→ **Work instructions**
Exactly repeat the material, dropping every picture from the copy.

→ **Data rows**
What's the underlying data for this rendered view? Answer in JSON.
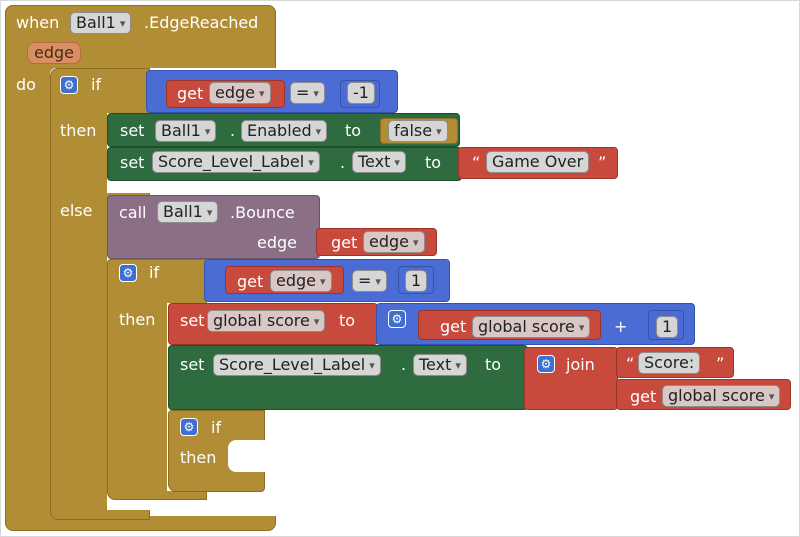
{
  "event": {
    "when": "when",
    "component": "Ball1",
    "event_name": ".EdgeReached",
    "param": "edge",
    "do": "do"
  },
  "if1": {
    "if": "if",
    "get": "get",
    "var": "edge",
    "op": "=",
    "value": "-1",
    "then": "then",
    "else": "else"
  },
  "then1": {
    "set": "set",
    "component": "Ball1",
    "dot": ".",
    "prop": "Enabled",
    "to": "to",
    "value": "false",
    "set2": "set",
    "component2": "Score_Level_Label",
    "dot2": ".",
    "prop2": "Text",
    "to2": "to",
    "quote_open": "“",
    "text": "Game Over",
    "quote_close": "”"
  },
  "else1": {
    "call": "call",
    "component": "Ball1",
    "method": ".Bounce",
    "arg_label": "edge",
    "get": "get",
    "var": "edge"
  },
  "if2": {
    "if": "if",
    "get": "get",
    "var": "edge",
    "op": "=",
    "value": "1",
    "then": "then"
  },
  "then2": {
    "set": "set",
    "var": "global score",
    "to": "to",
    "get": "get",
    "get_var": "global score",
    "plus": "+",
    "num": "1",
    "set2": "set",
    "component": "Score_Level_Label",
    "dot": ".",
    "prop": "Text",
    "to2": "to",
    "join": "join",
    "quote_open": "“",
    "text": "Score:",
    "quote_close": "”",
    "get2": "get",
    "get_var2": "global score"
  },
  "if3": {
    "if": "if",
    "then": "then"
  },
  "icons": {
    "gear": "⚙",
    "dropdown": "▾"
  },
  "colors": {
    "control": "#b18e35",
    "logic": "#4a6cd4",
    "text_var": "#c84a3c",
    "setter": "#2e6b3e",
    "procedure": "#8a6f87"
  }
}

→ **Exercise answer**
What's the underlying data for this rendered view? Answer in JSON.
{
  "event": {
    "when": "when",
    "component": "Ball1",
    "event_name": ".EdgeReached",
    "param": "edge",
    "do": "do"
  },
  "if1": {
    "if": "if",
    "get": "get",
    "var": "edge",
    "op": "=",
    "value": "-1",
    "then": "then",
    "else": "else"
  },
  "then1": {
    "set": "set",
    "component": "Ball1",
    "dot": ".",
    "prop": "Enabled",
    "to": "to",
    "value": "false",
    "set2": "set",
    "component2": "Score_Level_Label",
    "dot2": ".",
    "prop2": "Text",
    "to2": "to",
    "quote_open": "“",
    "text": "Game Over",
    "quote_close": "”"
  },
  "else1": {
    "call": "call",
    "component": "Ball1",
    "method": ".Bounce",
    "arg_label": "edge",
    "get": "get",
    "var": "edge"
  },
  "if2": {
    "if": "if",
    "get": "get",
    "var": "edge",
    "op": "=",
    "value": "1",
    "then": "then"
  },
  "then2": {
    "set": "set",
    "var": "global score",
    "to": "to",
    "get": "get",
    "get_var": "global score",
    "plus": "+",
    "num": "1",
    "set2": "set",
    "component": "Score_Level_Label",
    "dot": ".",
    "prop": "Text",
    "to2": "to",
    "join": "join",
    "quote_open": "“",
    "text": "Score:",
    "quote_close": "”",
    "get2": "get",
    "get_var2": "global score"
  },
  "if3": {
    "if": "if",
    "then": "then"
  },
  "icons": {
    "gear": "⚙",
    "dropdown": "▾"
  },
  "colors": {
    "control": "#b18e35",
    "logic": "#4a6cd4",
    "text_var": "#c84a3c",
    "setter": "#2e6b3e",
    "procedure": "#8a6f87"
  }
}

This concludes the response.